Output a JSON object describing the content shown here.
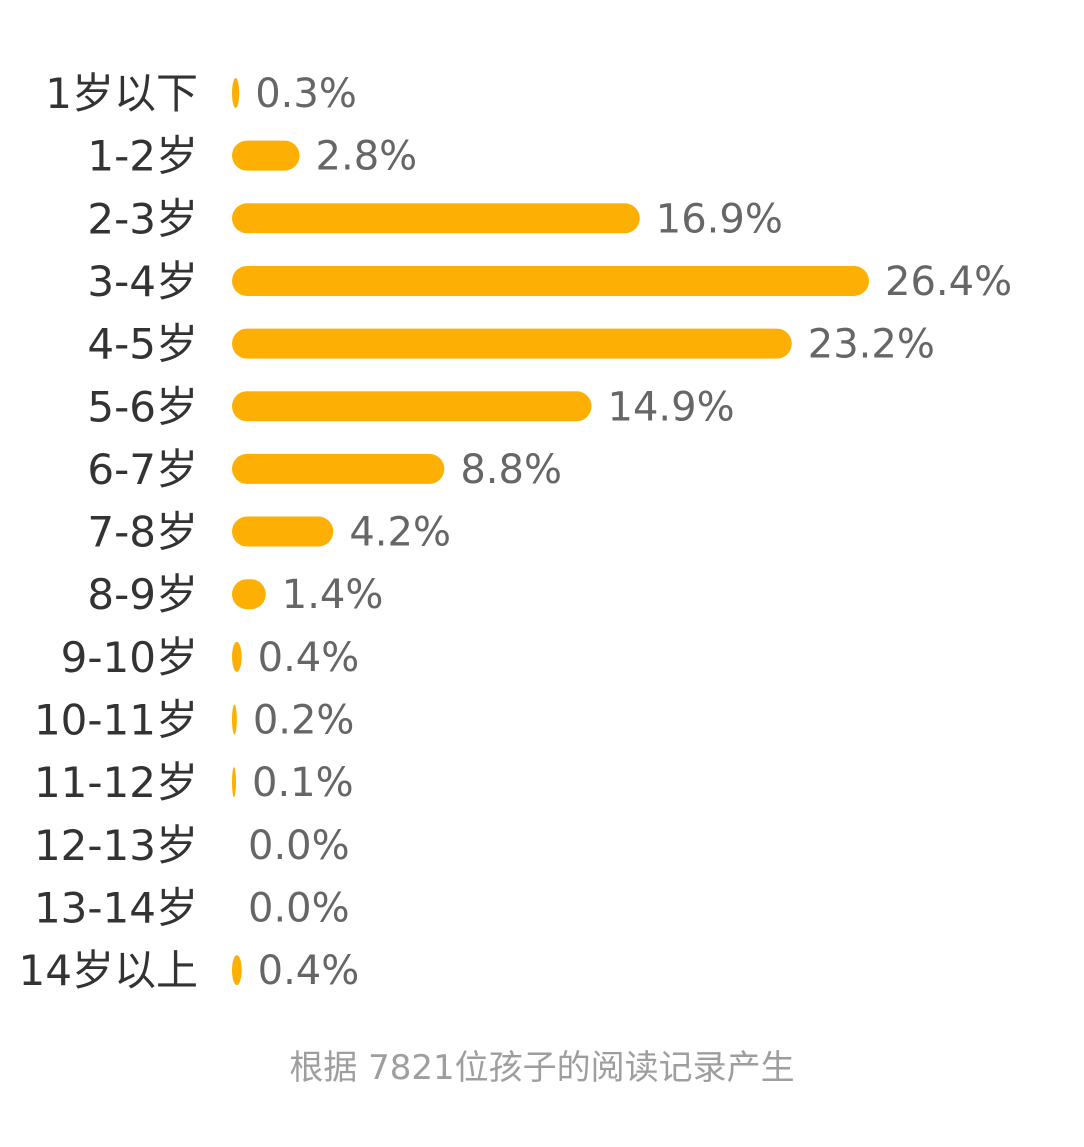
{
  "chart_data": {
    "type": "bar",
    "orientation": "horizontal",
    "categories": [
      "1岁以下",
      "1-2岁",
      "2-3岁",
      "3-4岁",
      "4-5岁",
      "5-6岁",
      "6-7岁",
      "7-8岁",
      "8-9岁",
      "9-10岁",
      "10-11岁",
      "11-12岁",
      "12-13岁",
      "13-14岁",
      "14岁以上"
    ],
    "values": [
      0.3,
      2.8,
      16.9,
      26.4,
      23.2,
      14.9,
      8.8,
      4.2,
      1.4,
      0.4,
      0.2,
      0.1,
      0.0,
      0.0,
      0.4
    ],
    "value_labels": [
      "0.3%",
      "2.8%",
      "16.9%",
      "26.4%",
      "23.2%",
      "14.9%",
      "8.8%",
      "4.2%",
      "1.4%",
      "0.4%",
      "0.2%",
      "0.1%",
      "0.0%",
      "0.0%",
      "0.4%"
    ],
    "unit": "%",
    "xlim": [
      0,
      26.4
    ],
    "grid": false,
    "bar_color": "#FDB003"
  },
  "footnote": "根据 7821位孩子的阅读记录产生",
  "colors": {
    "bar": "#FDB003",
    "category_text": "#333333",
    "value_text": "#666666",
    "footnote_text": "#9e9e9e"
  }
}
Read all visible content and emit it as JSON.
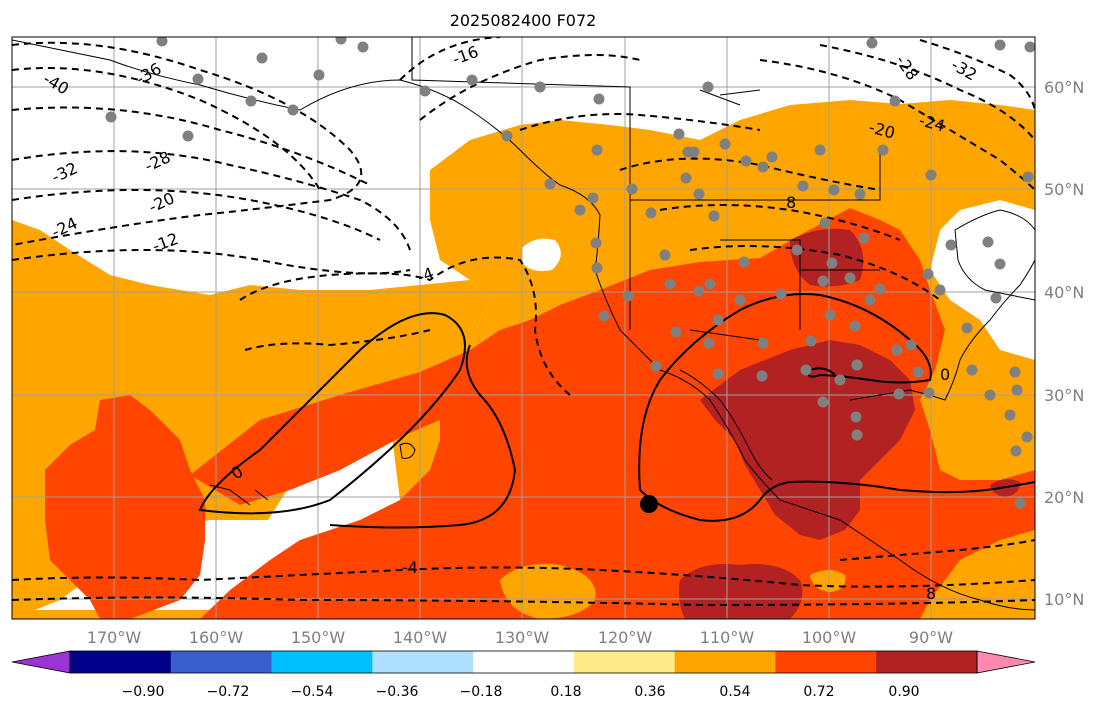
{
  "title": "2025082400 F072",
  "latitude_labels": [
    "60°N",
    "50°N",
    "40°N",
    "30°N",
    "20°N",
    "10°N"
  ],
  "longitude_labels": [
    "170°W",
    "160°W",
    "150°W",
    "140°W",
    "130°W",
    "120°W",
    "110°W",
    "100°W",
    "90°W"
  ],
  "colorbar": {
    "ticks": [
      "−0.90",
      "−0.72",
      "−0.54",
      "−0.36",
      "−0.18",
      "0.18",
      "0.36",
      "0.54",
      "0.72",
      "0.90"
    ],
    "colors": [
      "#9a35d4",
      "#00008b",
      "#3a5fcd",
      "#00bfff",
      "#b0e0ff",
      "#ffffff",
      "#ffeb8a",
      "#ffa500",
      "#ff4500",
      "#b22222",
      "#ff88b0"
    ]
  },
  "contour_labels": [
    "-40",
    "-36",
    "-32",
    "-28",
    "-24",
    "-20",
    "-12",
    "-16",
    "-4",
    "0",
    "0",
    "-4",
    "8",
    "-20",
    "-24",
    "-32",
    "-28",
    "8"
  ],
  "colors": {
    "orange": "#ffa500",
    "red_orange": "#ff4500",
    "dark_red": "#b22222",
    "station": "#808080",
    "grid": "#a0a0a0"
  }
}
^^^^^^^^
> To do: Collect every line above that contains the word "content".

> Task output:
Output a JSON object describing the content shown here.
Read all visible content and emit it as JSON.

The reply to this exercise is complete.